PROBLEM TO WORK ON
All of the data should be output character for character, except the pictures.
......
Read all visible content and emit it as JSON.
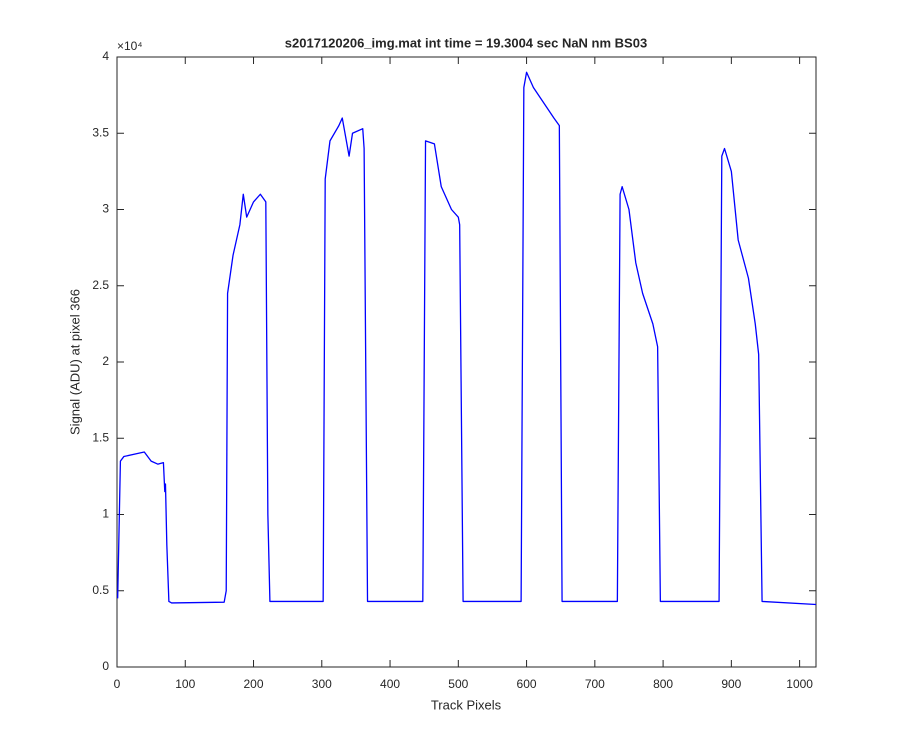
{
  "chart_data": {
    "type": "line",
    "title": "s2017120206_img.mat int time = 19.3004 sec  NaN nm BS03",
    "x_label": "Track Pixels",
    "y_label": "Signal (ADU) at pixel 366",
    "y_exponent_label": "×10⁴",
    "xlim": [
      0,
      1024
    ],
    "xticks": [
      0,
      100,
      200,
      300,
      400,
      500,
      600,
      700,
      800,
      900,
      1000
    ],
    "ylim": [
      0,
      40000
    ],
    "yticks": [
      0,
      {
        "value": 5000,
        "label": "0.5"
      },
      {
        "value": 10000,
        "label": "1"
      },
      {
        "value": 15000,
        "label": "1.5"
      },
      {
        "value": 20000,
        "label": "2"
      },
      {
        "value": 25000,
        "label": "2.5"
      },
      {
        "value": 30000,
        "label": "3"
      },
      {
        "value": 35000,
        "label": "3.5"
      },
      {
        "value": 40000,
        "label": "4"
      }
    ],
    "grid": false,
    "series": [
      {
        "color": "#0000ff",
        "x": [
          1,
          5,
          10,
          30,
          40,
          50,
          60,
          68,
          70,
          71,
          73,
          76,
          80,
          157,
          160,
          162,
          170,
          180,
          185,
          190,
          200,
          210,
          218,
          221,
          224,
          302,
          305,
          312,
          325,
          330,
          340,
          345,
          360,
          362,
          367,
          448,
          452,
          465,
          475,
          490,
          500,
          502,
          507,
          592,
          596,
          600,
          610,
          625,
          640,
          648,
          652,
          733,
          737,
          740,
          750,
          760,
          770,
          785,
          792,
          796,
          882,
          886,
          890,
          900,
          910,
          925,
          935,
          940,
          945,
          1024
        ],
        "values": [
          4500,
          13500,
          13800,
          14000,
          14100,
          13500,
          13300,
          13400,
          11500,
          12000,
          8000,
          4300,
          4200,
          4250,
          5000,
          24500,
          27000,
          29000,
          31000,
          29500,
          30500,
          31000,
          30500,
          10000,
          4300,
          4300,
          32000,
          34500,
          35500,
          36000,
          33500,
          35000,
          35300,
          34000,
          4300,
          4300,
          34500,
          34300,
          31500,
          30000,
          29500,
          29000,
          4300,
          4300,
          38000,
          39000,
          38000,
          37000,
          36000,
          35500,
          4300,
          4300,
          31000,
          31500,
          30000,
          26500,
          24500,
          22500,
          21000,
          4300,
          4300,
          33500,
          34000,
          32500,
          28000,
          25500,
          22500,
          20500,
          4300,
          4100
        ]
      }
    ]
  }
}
......
EXERCISE OUTPUT
Read all visible content and emit it as JSON.
{
  "chart_data": {
    "type": "line",
    "title": "s2017120206_img.mat int time = 19.3004 sec  NaN nm BS03",
    "x_label": "Track Pixels",
    "y_label": "Signal (ADU) at pixel 366",
    "y_exponent_label": "×10⁴",
    "xlim": [
      0,
      1024
    ],
    "xticks": [
      0,
      100,
      200,
      300,
      400,
      500,
      600,
      700,
      800,
      900,
      1000
    ],
    "ylim": [
      0,
      40000
    ],
    "yticks": [
      0,
      {
        "value": 5000,
        "label": "0.5"
      },
      {
        "value": 10000,
        "label": "1"
      },
      {
        "value": 15000,
        "label": "1.5"
      },
      {
        "value": 20000,
        "label": "2"
      },
      {
        "value": 25000,
        "label": "2.5"
      },
      {
        "value": 30000,
        "label": "3"
      },
      {
        "value": 35000,
        "label": "3.5"
      },
      {
        "value": 40000,
        "label": "4"
      }
    ],
    "grid": false,
    "series": [
      {
        "color": "#0000ff",
        "x": [
          1,
          5,
          10,
          30,
          40,
          50,
          60,
          68,
          70,
          71,
          73,
          76,
          80,
          157,
          160,
          162,
          170,
          180,
          185,
          190,
          200,
          210,
          218,
          221,
          224,
          302,
          305,
          312,
          325,
          330,
          340,
          345,
          360,
          362,
          367,
          448,
          452,
          465,
          475,
          490,
          500,
          502,
          507,
          592,
          596,
          600,
          610,
          625,
          640,
          648,
          652,
          733,
          737,
          740,
          750,
          760,
          770,
          785,
          792,
          796,
          882,
          886,
          890,
          900,
          910,
          925,
          935,
          940,
          945,
          1024
        ],
        "values": [
          4500,
          13500,
          13800,
          14000,
          14100,
          13500,
          13300,
          13400,
          11500,
          12000,
          8000,
          4300,
          4200,
          4250,
          5000,
          24500,
          27000,
          29000,
          31000,
          29500,
          30500,
          31000,
          30500,
          10000,
          4300,
          4300,
          32000,
          34500,
          35500,
          36000,
          33500,
          35000,
          35300,
          34000,
          4300,
          4300,
          34500,
          34300,
          31500,
          30000,
          29500,
          29000,
          4300,
          4300,
          38000,
          39000,
          38000,
          37000,
          36000,
          35500,
          4300,
          4300,
          31000,
          31500,
          30000,
          26500,
          24500,
          22500,
          21000,
          4300,
          4300,
          33500,
          34000,
          32500,
          28000,
          25500,
          22500,
          20500,
          4300,
          4100
        ]
      }
    ]
  }
}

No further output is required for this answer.